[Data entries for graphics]
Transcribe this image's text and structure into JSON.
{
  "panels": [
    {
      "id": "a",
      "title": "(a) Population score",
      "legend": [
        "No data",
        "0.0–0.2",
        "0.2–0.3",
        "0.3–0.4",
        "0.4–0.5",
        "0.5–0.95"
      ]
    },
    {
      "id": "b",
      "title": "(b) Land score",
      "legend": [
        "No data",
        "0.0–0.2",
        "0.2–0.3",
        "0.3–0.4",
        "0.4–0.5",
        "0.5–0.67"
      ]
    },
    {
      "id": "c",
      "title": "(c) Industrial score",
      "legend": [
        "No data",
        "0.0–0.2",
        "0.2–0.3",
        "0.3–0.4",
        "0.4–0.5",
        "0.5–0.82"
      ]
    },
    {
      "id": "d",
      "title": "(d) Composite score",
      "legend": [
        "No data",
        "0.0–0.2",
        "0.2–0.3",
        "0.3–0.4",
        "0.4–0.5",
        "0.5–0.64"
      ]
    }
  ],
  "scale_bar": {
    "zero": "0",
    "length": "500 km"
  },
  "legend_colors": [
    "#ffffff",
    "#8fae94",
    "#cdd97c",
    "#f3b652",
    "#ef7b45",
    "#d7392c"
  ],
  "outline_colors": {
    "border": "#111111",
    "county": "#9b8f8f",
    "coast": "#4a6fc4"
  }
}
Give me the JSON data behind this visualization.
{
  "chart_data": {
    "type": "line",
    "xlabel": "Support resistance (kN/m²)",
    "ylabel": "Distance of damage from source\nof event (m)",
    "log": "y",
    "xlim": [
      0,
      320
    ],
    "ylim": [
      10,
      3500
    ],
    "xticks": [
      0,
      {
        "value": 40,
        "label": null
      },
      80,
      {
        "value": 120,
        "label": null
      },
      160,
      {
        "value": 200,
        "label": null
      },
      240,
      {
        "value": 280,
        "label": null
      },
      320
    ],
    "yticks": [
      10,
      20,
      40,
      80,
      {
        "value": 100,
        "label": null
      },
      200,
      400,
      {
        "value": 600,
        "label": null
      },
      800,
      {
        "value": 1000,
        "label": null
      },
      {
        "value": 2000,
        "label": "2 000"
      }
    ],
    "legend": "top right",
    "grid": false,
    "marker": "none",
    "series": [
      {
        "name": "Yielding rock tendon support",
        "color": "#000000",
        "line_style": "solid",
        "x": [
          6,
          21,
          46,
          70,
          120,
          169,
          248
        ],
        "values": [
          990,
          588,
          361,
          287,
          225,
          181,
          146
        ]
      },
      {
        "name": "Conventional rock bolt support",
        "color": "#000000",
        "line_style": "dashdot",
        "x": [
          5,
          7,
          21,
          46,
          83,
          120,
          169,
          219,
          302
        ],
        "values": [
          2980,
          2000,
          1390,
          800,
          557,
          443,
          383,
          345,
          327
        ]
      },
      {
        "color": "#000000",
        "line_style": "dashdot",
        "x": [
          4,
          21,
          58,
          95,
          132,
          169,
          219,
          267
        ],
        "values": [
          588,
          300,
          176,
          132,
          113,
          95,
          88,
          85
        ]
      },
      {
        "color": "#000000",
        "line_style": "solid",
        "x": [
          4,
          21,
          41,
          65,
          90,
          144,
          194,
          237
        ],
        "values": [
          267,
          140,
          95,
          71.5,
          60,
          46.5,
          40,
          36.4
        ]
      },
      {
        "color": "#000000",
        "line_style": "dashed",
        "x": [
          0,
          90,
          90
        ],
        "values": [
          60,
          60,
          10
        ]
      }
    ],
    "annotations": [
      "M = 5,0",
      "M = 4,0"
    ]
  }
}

Written problem |
Reproduce the material above without altering a single character.

Response to this exercise |
Transcribe this image's text and structure into JSON.
{
  "panels": [
    {
      "id": "a",
      "title": "(a) Population score",
      "legend": [
        "No data",
        "0.0–0.2",
        "0.2–0.3",
        "0.3–0.4",
        "0.4–0.5",
        "0.5–0.95"
      ]
    },
    {
      "id": "b",
      "title": "(b) Land score",
      "legend": [
        "No data",
        "0.0–0.2",
        "0.2–0.3",
        "0.3–0.4",
        "0.4–0.5",
        "0.5–0.67"
      ]
    },
    {
      "id": "c",
      "title": "(c) Industrial score",
      "legend": [
        "No data",
        "0.0–0.2",
        "0.2–0.3",
        "0.3–0.4",
        "0.4–0.5",
        "0.5–0.82"
      ]
    },
    {
      "id": "d",
      "title": "(d) Composite score",
      "legend": [
        "No data",
        "0.0–0.2",
        "0.2–0.3",
        "0.3–0.4",
        "0.4–0.5",
        "0.5–0.64"
      ]
    }
  ],
  "scale_bar": {
    "zero": "0",
    "length": "500 km"
  },
  "legend_colors": [
    "#ffffff",
    "#8fae94",
    "#cdd97c",
    "#f3b652",
    "#ef7b45",
    "#d7392c"
  ],
  "outline_colors": {
    "border": "#111111",
    "county": "#9b8f8f",
    "coast": "#4a6fc4"
  }
}
Give me the JSON data behind this visualization.
{
  "chart_data": {
    "type": "line",
    "xlabel": "Support resistance (kN/m²)",
    "ylabel": "Distance of damage from source\nof event (m)",
    "log": "y",
    "xlim": [
      0,
      320
    ],
    "ylim": [
      10,
      3500
    ],
    "xticks": [
      0,
      {
        "value": 40,
        "label": null
      },
      80,
      {
        "value": 120,
        "label": null
      },
      160,
      {
        "value": 200,
        "label": null
      },
      240,
      {
        "value": 280,
        "label": null
      },
      320
    ],
    "yticks": [
      10,
      20,
      40,
      80,
      {
        "value": 100,
        "label": null
      },
      200,
      400,
      {
        "value": 600,
        "label": null
      },
      800,
      {
        "value": 1000,
        "label": null
      },
      {
        "value": 2000,
        "label": "2 000"
      }
    ],
    "legend": "top right",
    "grid": false,
    "marker": "none",
    "series": [
      {
        "name": "Yielding rock tendon support",
        "color": "#000000",
        "line_style": "solid",
        "x": [
          6,
          21,
          46,
          70,
          120,
          169,
          248
        ],
        "values": [
          990,
          588,
          361,
          287,
          225,
          181,
          146
        ]
      },
      {
        "name": "Conventional rock bolt support",
        "color": "#000000",
        "line_style": "dashdot",
        "x": [
          5,
          7,
          21,
          46,
          83,
          120,
          169,
          219,
          302
        ],
        "values": [
          2980,
          2000,
          1390,
          800,
          557,
          443,
          383,
          345,
          327
        ]
      },
      {
        "color": "#000000",
        "line_style": "dashdot",
        "x": [
          4,
          21,
          58,
          95,
          132,
          169,
          219,
          267
        ],
        "values": [
          588,
          300,
          176,
          132,
          113,
          95,
          88,
          85
        ]
      },
      {
        "color": "#000000",
        "line_style": "solid",
        "x": [
          4,
          21,
          41,
          65,
          90,
          144,
          194,
          237
        ],
        "values": [
          267,
          140,
          95,
          71.5,
          60,
          46.5,
          40,
          36.4
        ]
      },
      {
        "color": "#000000",
        "line_style": "dashed",
        "x": [
          0,
          90,
          90
        ],
        "values": [
          60,
          60,
          10
        ]
      }
    ],
    "annotations": [
      "M = 5,0",
      "M = 4,0"
    ]
  }
}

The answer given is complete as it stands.